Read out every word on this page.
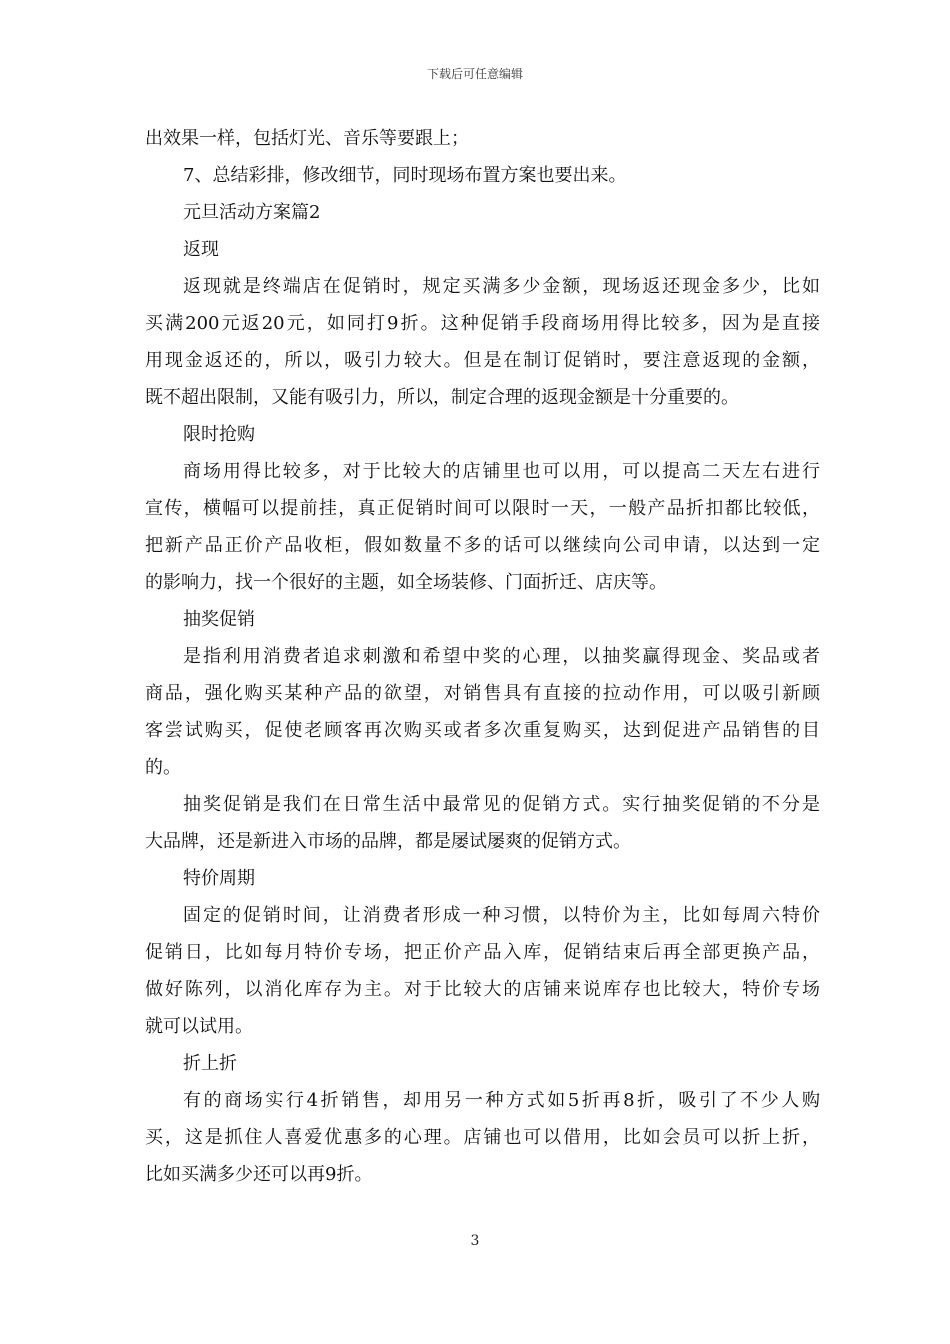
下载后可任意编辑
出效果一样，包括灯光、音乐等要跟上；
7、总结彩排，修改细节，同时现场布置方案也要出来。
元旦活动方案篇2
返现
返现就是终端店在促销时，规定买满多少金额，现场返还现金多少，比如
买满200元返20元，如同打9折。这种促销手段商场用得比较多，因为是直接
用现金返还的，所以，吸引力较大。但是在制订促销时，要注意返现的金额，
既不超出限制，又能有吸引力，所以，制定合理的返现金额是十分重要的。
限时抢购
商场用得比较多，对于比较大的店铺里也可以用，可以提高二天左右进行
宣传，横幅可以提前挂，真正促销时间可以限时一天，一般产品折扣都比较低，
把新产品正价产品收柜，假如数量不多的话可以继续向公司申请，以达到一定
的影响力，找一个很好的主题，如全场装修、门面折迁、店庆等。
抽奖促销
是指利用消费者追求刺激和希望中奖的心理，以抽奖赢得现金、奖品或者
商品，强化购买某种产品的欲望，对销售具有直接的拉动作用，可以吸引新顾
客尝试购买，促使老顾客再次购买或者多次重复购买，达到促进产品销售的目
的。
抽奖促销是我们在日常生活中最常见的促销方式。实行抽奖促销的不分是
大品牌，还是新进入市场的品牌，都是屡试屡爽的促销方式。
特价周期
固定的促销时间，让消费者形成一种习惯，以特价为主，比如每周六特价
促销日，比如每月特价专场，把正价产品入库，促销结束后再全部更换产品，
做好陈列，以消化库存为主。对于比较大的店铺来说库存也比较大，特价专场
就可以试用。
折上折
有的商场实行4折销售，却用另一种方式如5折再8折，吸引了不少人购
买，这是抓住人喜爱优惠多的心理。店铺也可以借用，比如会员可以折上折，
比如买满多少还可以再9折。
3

◇ ◇ ◇ ◇

_Exercise aim_
Make an exact copy of every record, pictures excluded.

_Written solution_
Read out every word on this page.
下载后可任意编辑
出效果一样，包括灯光、音乐等要跟上；
7、总结彩排，修改细节，同时现场布置方案也要出来。
元旦活动方案篇2
返现
返现就是终端店在促销时，规定买满多少金额，现场返还现金多少，比如
买满200元返20元，如同打9折。这种促销手段商场用得比较多，因为是直接
用现金返还的，所以，吸引力较大。但是在制订促销时，要注意返现的金额，
既不超出限制，又能有吸引力，所以，制定合理的返现金额是十分重要的。
限时抢购
商场用得比较多，对于比较大的店铺里也可以用，可以提高二天左右进行
宣传，横幅可以提前挂，真正促销时间可以限时一天，一般产品折扣都比较低，
把新产品正价产品收柜，假如数量不多的话可以继续向公司申请，以达到一定
的影响力，找一个很好的主题，如全场装修、门面折迁、店庆等。
抽奖促销
是指利用消费者追求刺激和希望中奖的心理，以抽奖赢得现金、奖品或者
商品，强化购买某种产品的欲望，对销售具有直接的拉动作用，可以吸引新顾
客尝试购买，促使老顾客再次购买或者多次重复购买，达到促进产品销售的目
的。
抽奖促销是我们在日常生活中最常见的促销方式。实行抽奖促销的不分是
大品牌，还是新进入市场的品牌，都是屡试屡爽的促销方式。
特价周期
固定的促销时间，让消费者形成一种习惯，以特价为主，比如每周六特价
促销日，比如每月特价专场，把正价产品入库，促销结束后再全部更换产品，
做好陈列，以消化库存为主。对于比较大的店铺来说库存也比较大，特价专场
就可以试用。
折上折
有的商场实行4折销售，却用另一种方式如5折再8折，吸引了不少人购
买，这是抓住人喜爱优惠多的心理。店铺也可以借用，比如会员可以折上折，
比如买满多少还可以再9折。
3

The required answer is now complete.